Figure dataset records:

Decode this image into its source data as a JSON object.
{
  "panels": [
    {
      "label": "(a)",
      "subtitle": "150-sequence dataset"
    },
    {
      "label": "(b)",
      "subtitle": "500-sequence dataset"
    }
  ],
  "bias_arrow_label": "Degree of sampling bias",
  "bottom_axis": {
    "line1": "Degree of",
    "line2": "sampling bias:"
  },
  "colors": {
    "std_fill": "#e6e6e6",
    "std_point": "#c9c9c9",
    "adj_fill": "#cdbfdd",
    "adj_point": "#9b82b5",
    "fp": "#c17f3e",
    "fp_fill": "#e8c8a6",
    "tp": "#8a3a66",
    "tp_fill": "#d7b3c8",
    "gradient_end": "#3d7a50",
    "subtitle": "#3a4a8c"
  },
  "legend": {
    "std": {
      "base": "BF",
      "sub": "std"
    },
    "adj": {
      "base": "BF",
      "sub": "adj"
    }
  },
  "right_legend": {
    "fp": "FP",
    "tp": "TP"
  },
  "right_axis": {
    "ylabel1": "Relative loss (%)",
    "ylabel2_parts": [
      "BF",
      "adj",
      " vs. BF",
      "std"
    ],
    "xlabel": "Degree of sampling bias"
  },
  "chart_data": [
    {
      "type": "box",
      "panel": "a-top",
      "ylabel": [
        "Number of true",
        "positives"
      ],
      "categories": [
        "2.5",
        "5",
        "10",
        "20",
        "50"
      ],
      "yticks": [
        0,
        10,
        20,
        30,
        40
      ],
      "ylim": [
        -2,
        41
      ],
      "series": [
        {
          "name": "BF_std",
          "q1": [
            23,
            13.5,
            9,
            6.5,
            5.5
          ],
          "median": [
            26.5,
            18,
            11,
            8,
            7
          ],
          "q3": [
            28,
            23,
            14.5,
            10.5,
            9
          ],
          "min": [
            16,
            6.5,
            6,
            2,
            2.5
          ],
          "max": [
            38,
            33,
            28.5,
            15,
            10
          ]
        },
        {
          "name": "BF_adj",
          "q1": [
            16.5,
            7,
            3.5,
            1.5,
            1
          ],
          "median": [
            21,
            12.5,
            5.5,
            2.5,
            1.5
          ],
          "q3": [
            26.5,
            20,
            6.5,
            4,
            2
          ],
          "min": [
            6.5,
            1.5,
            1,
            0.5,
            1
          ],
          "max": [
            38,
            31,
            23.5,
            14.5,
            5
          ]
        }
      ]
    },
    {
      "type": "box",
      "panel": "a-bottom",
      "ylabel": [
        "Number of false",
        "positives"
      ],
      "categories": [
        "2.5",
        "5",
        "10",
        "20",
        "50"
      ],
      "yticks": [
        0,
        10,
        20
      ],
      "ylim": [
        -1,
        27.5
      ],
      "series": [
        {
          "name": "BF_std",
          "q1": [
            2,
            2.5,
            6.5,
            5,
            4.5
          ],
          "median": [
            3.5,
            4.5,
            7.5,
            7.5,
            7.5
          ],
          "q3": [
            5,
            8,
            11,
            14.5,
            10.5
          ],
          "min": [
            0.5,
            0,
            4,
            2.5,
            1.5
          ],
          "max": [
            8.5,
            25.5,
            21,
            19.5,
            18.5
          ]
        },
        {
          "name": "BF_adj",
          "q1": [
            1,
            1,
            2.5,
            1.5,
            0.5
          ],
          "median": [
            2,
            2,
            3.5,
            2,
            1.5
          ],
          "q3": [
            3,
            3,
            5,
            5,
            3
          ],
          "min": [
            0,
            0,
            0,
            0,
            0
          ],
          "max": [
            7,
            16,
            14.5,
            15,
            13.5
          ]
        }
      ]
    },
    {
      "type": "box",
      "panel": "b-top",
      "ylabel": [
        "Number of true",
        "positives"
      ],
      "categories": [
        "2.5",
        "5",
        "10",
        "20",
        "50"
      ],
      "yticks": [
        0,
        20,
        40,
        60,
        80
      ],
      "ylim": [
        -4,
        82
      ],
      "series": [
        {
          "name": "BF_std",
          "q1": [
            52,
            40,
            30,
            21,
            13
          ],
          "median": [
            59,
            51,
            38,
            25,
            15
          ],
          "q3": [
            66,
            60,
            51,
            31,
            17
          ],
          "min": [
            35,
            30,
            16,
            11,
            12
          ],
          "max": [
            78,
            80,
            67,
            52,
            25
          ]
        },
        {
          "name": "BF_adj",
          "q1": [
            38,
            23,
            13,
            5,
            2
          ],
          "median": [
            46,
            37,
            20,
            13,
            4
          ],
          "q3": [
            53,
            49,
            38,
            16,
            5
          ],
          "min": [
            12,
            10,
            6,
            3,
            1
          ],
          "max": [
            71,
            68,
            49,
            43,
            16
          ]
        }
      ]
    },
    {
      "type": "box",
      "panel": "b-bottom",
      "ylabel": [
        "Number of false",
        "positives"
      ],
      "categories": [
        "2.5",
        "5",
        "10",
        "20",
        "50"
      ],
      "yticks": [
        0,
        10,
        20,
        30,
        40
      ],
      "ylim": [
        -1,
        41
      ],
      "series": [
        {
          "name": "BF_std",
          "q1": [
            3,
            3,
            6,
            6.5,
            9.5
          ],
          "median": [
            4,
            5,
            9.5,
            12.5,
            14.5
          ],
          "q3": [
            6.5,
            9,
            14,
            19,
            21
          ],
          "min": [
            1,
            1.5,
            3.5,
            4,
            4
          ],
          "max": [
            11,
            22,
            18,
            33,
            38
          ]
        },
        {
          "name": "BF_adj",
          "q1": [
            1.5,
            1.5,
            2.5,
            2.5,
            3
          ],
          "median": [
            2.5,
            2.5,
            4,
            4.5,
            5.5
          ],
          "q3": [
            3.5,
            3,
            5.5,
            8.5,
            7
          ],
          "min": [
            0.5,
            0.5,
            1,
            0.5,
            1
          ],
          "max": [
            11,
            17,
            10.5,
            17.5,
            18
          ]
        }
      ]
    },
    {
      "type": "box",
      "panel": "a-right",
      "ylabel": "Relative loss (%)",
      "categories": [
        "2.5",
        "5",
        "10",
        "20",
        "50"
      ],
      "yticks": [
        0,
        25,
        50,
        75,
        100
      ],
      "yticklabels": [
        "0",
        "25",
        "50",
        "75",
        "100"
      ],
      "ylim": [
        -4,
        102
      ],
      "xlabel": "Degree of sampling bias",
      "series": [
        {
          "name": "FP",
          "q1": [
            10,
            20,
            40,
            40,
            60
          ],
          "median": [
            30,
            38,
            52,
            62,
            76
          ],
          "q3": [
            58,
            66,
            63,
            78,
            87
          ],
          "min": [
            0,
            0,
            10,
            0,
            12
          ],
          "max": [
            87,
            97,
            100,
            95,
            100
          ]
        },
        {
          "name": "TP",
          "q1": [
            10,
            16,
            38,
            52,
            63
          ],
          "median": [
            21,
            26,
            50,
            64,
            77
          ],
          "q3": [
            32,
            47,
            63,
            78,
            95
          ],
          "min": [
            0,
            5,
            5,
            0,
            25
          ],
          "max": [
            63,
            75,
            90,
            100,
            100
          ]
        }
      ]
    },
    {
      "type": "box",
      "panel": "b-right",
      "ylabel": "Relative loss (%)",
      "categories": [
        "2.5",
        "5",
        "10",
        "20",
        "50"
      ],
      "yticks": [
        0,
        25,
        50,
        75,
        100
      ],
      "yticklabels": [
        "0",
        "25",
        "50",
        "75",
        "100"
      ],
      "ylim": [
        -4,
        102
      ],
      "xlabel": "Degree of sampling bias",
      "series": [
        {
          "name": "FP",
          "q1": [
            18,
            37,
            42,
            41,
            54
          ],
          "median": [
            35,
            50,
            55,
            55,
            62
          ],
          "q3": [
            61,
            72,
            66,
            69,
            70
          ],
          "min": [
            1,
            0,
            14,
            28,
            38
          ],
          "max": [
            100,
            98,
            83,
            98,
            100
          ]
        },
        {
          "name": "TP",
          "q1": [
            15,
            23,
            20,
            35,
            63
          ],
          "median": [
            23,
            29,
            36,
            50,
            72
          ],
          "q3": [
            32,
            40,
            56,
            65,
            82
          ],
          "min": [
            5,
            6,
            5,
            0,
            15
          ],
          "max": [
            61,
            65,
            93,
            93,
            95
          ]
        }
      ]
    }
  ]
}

What the task asks » Check every line of the data above for the string "sequence", and copy those that have it.

Task solution »
      "subtitle": "150-sequence dataset"
      "subtitle": "500-sequence dataset"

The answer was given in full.